■ Instructions to follow:
Looking at the listing beneath, work out how many lines hold "Over" and report only that figure.

★ ★ ★ ★ ★ ★ ★

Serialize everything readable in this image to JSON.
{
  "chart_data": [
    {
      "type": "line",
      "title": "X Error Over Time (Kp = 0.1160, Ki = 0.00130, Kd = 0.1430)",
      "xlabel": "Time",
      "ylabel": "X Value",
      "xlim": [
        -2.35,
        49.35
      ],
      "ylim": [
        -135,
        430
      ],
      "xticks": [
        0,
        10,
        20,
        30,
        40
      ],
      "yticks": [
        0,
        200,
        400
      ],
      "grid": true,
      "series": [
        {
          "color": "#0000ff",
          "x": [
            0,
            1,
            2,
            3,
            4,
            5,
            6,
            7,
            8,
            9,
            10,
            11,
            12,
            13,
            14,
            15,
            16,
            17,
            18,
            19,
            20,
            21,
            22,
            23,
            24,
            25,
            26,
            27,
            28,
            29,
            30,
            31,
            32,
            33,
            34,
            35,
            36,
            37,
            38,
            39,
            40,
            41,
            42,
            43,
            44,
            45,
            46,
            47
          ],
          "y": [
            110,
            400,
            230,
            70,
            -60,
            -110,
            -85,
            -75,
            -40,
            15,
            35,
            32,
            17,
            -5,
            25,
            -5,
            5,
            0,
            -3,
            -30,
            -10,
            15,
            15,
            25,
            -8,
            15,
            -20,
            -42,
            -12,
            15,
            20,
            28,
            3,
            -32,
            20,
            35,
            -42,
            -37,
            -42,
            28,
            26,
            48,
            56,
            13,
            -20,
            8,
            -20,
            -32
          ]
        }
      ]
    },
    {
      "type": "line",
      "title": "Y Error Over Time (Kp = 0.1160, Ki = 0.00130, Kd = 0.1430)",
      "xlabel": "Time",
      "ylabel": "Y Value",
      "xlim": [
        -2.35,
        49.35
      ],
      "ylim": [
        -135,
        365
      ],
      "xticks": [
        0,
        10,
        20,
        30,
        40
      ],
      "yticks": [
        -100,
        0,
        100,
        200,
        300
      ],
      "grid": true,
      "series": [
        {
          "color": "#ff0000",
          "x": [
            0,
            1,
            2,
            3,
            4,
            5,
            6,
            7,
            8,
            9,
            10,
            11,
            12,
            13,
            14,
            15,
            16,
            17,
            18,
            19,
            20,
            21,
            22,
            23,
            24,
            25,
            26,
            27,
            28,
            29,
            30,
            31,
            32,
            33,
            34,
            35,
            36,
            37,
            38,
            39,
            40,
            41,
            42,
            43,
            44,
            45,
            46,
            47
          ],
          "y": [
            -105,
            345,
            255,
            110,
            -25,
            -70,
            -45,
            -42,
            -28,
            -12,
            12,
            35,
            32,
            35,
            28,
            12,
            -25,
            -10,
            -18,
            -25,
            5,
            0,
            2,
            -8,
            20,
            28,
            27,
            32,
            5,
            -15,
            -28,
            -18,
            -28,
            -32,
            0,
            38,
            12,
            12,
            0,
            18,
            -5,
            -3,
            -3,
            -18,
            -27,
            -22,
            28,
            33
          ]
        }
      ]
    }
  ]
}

★ ★ ★ ★ ★ ★ ★

■ Response:
2